To do -> Every line of the material below should be repeated exactly.

-- Start --

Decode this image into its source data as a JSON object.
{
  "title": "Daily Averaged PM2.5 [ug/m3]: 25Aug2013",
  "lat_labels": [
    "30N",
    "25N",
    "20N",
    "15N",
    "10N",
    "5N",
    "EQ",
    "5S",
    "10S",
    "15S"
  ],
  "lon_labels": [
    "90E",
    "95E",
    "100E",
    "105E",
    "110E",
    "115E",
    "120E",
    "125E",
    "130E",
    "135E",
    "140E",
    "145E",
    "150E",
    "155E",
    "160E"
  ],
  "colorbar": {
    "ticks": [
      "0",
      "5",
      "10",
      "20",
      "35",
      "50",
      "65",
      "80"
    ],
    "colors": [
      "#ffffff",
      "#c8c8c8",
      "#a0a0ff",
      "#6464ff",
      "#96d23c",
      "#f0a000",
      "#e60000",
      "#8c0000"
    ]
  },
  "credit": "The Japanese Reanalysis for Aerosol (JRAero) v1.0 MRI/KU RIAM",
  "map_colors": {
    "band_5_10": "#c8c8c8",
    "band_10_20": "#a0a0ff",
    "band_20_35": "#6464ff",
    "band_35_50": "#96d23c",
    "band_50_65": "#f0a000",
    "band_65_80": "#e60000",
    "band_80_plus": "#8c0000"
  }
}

-- End --

Answer ->
Decode this image into its source data as a JSON object.
{
  "title": "Daily Averaged PM2.5 [ug/m3]: 25Aug2013",
  "lat_labels": [
    "30N",
    "25N",
    "20N",
    "15N",
    "10N",
    "5N",
    "EQ",
    "5S",
    "10S",
    "15S"
  ],
  "lon_labels": [
    "90E",
    "95E",
    "100E",
    "105E",
    "110E",
    "115E",
    "120E",
    "125E",
    "130E",
    "135E",
    "140E",
    "145E",
    "150E",
    "155E",
    "160E"
  ],
  "colorbar": {
    "ticks": [
      "0",
      "5",
      "10",
      "20",
      "35",
      "50",
      "65",
      "80"
    ],
    "colors": [
      "#ffffff",
      "#c8c8c8",
      "#a0a0ff",
      "#6464ff",
      "#96d23c",
      "#f0a000",
      "#e60000",
      "#8c0000"
    ]
  },
  "credit": "The Japanese Reanalysis for Aerosol (JRAero) v1.0 MRI/KU RIAM",
  "map_colors": {
    "band_5_10": "#c8c8c8",
    "band_10_20": "#a0a0ff",
    "band_20_35": "#6464ff",
    "band_35_50": "#96d23c",
    "band_50_65": "#f0a000",
    "band_65_80": "#e60000",
    "band_80_plus": "#8c0000"
  }
}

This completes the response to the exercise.